WHAT THE TASK ASKS: Restate the whole listing exactly.

DATA EXTRACT:
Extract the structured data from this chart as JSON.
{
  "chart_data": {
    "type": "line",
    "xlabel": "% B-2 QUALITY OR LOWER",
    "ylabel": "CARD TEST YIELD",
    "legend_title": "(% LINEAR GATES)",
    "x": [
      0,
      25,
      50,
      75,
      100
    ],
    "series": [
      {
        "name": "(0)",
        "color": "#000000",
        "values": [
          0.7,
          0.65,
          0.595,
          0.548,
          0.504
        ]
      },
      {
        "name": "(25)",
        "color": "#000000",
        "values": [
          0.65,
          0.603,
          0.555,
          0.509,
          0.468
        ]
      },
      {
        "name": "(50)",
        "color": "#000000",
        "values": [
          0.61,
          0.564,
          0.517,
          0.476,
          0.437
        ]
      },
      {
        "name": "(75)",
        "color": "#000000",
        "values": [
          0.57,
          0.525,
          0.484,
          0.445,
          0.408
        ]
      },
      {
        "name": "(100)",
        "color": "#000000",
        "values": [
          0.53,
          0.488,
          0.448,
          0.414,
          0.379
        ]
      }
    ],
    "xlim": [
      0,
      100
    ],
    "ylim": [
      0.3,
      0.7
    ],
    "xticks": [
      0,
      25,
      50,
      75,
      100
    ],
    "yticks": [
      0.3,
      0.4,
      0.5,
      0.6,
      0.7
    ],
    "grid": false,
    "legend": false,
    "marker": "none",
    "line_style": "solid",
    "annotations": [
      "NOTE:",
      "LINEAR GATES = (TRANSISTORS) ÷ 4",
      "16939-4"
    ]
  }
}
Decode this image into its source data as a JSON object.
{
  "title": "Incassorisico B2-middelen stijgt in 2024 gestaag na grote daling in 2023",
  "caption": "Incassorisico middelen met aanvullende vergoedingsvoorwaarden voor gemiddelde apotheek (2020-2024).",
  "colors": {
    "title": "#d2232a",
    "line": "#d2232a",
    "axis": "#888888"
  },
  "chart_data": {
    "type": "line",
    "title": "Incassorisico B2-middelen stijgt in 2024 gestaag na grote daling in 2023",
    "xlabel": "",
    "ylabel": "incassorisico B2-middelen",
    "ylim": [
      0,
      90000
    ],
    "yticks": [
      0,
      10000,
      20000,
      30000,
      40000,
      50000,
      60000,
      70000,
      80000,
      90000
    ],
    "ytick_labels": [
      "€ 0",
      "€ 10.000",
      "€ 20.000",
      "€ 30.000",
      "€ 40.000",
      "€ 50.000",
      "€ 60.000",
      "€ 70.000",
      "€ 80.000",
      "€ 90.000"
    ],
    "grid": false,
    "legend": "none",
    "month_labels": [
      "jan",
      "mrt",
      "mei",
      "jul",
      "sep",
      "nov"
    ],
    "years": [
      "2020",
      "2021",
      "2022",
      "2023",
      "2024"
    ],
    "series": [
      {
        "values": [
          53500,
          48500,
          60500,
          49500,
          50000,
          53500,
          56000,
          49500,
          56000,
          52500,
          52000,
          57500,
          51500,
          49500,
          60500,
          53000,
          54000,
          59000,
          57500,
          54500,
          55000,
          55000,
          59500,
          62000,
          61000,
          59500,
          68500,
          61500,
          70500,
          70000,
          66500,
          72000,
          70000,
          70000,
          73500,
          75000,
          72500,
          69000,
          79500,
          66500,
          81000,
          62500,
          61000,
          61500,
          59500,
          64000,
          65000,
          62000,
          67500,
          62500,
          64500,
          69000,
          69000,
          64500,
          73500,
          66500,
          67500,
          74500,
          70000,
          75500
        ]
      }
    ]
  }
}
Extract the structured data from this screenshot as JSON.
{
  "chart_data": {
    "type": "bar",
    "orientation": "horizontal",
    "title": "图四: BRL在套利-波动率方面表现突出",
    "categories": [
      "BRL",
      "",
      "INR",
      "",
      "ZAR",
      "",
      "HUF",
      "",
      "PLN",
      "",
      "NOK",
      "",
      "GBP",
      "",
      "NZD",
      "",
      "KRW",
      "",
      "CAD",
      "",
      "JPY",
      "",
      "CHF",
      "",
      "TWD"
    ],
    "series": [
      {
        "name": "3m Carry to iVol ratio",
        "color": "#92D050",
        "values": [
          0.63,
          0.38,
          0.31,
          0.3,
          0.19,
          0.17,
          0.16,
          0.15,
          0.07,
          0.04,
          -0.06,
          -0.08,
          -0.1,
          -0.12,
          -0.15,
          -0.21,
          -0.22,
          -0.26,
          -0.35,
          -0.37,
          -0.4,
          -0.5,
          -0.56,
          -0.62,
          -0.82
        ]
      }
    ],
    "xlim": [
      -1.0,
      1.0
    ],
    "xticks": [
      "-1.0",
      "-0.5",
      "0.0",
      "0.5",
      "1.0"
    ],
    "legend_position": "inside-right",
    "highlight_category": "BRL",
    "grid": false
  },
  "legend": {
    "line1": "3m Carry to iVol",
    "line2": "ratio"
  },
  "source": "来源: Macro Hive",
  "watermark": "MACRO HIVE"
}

SOLVED EXERCISE:
Extract the structured data from this chart as JSON.
{
  "chart_data": {
    "type": "line",
    "xlabel": "% B-2 QUALITY OR LOWER",
    "ylabel": "CARD TEST YIELD",
    "legend_title": "(% LINEAR GATES)",
    "x": [
      0,
      25,
      50,
      75,
      100
    ],
    "series": [
      {
        "name": "(0)",
        "color": "#000000",
        "values": [
          0.7,
          0.65,
          0.595,
          0.548,
          0.504
        ]
      },
      {
        "name": "(25)",
        "color": "#000000",
        "values": [
          0.65,
          0.603,
          0.555,
          0.509,
          0.468
        ]
      },
      {
        "name": "(50)",
        "color": "#000000",
        "values": [
          0.61,
          0.564,
          0.517,
          0.476,
          0.437
        ]
      },
      {
        "name": "(75)",
        "color": "#000000",
        "values": [
          0.57,
          0.525,
          0.484,
          0.445,
          0.408
        ]
      },
      {
        "name": "(100)",
        "color": "#000000",
        "values": [
          0.53,
          0.488,
          0.448,
          0.414,
          0.379
        ]
      }
    ],
    "xlim": [
      0,
      100
    ],
    "ylim": [
      0.3,
      0.7
    ],
    "xticks": [
      0,
      25,
      50,
      75,
      100
    ],
    "yticks": [
      0.3,
      0.4,
      0.5,
      0.6,
      0.7
    ],
    "grid": false,
    "legend": false,
    "marker": "none",
    "line_style": "solid",
    "annotations": [
      "NOTE:",
      "LINEAR GATES = (TRANSISTORS) ÷ 4",
      "16939-4"
    ]
  }
}
Decode this image into its source data as a JSON object.
{
  "title": "Incassorisico B2-middelen stijgt in 2024 gestaag na grote daling in 2023",
  "caption": "Incassorisico middelen met aanvullende vergoedingsvoorwaarden voor gemiddelde apotheek (2020-2024).",
  "colors": {
    "title": "#d2232a",
    "line": "#d2232a",
    "axis": "#888888"
  },
  "chart_data": {
    "type": "line",
    "title": "Incassorisico B2-middelen stijgt in 2024 gestaag na grote daling in 2023",
    "xlabel": "",
    "ylabel": "incassorisico B2-middelen",
    "ylim": [
      0,
      90000
    ],
    "yticks": [
      0,
      10000,
      20000,
      30000,
      40000,
      50000,
      60000,
      70000,
      80000,
      90000
    ],
    "ytick_labels": [
      "€ 0",
      "€ 10.000",
      "€ 20.000",
      "€ 30.000",
      "€ 40.000",
      "€ 50.000",
      "€ 60.000",
      "€ 70.000",
      "€ 80.000",
      "€ 90.000"
    ],
    "grid": false,
    "legend": "none",
    "month_labels": [
      "jan",
      "mrt",
      "mei",
      "jul",
      "sep",
      "nov"
    ],
    "years": [
      "2020",
      "2021",
      "2022",
      "2023",
      "2024"
    ],
    "series": [
      {
        "values": [
          53500,
          48500,
          60500,
          49500,
          50000,
          53500,
          56000,
          49500,
          56000,
          52500,
          52000,
          57500,
          51500,
          49500,
          60500,
          53000,
          54000,
          59000,
          57500,
          54500,
          55000,
          55000,
          59500,
          62000,
          61000,
          59500,
          68500,
          61500,
          70500,
          70000,
          66500,
          72000,
          70000,
          70000,
          73500,
          75000,
          72500,
          69000,
          79500,
          66500,
          81000,
          62500,
          61000,
          61500,
          59500,
          64000,
          65000,
          62000,
          67500,
          62500,
          64500,
          69000,
          69000,
          64500,
          73500,
          66500,
          67500,
          74500,
          70000,
          75500
        ]
      }
    ]
  }
}
Extract the structured data from this screenshot as JSON.
{
  "chart_data": {
    "type": "bar",
    "orientation": "horizontal",
    "title": "图四: BRL在套利-波动率方面表现突出",
    "categories": [
      "BRL",
      "",
      "INR",
      "",
      "ZAR",
      "",
      "HUF",
      "",
      "PLN",
      "",
      "NOK",
      "",
      "GBP",
      "",
      "NZD",
      "",
      "KRW",
      "",
      "CAD",
      "",
      "JPY",
      "",
      "CHF",
      "",
      "TWD"
    ],
    "series": [
      {
        "name": "3m Carry to iVol ratio",
        "color": "#92D050",
        "values": [
          0.63,
          0.38,
          0.31,
          0.3,
          0.19,
          0.17,
          0.16,
          0.15,
          0.07,
          0.04,
          -0.06,
          -0.08,
          -0.1,
          -0.12,
          -0.15,
          -0.21,
          -0.22,
          -0.26,
          -0.35,
          -0.37,
          -0.4,
          -0.5,
          -0.56,
          -0.62,
          -0.82
        ]
      }
    ],
    "xlim": [
      -1.0,
      1.0
    ],
    "xticks": [
      "-1.0",
      "-0.5",
      "0.0",
      "0.5",
      "1.0"
    ],
    "legend_position": "inside-right",
    "highlight_category": "BRL",
    "grid": false
  },
  "legend": {
    "line1": "3m Carry to iVol",
    "line2": "ratio"
  },
  "source": "来源: Macro Hive",
  "watermark": "MACRO HIVE"
}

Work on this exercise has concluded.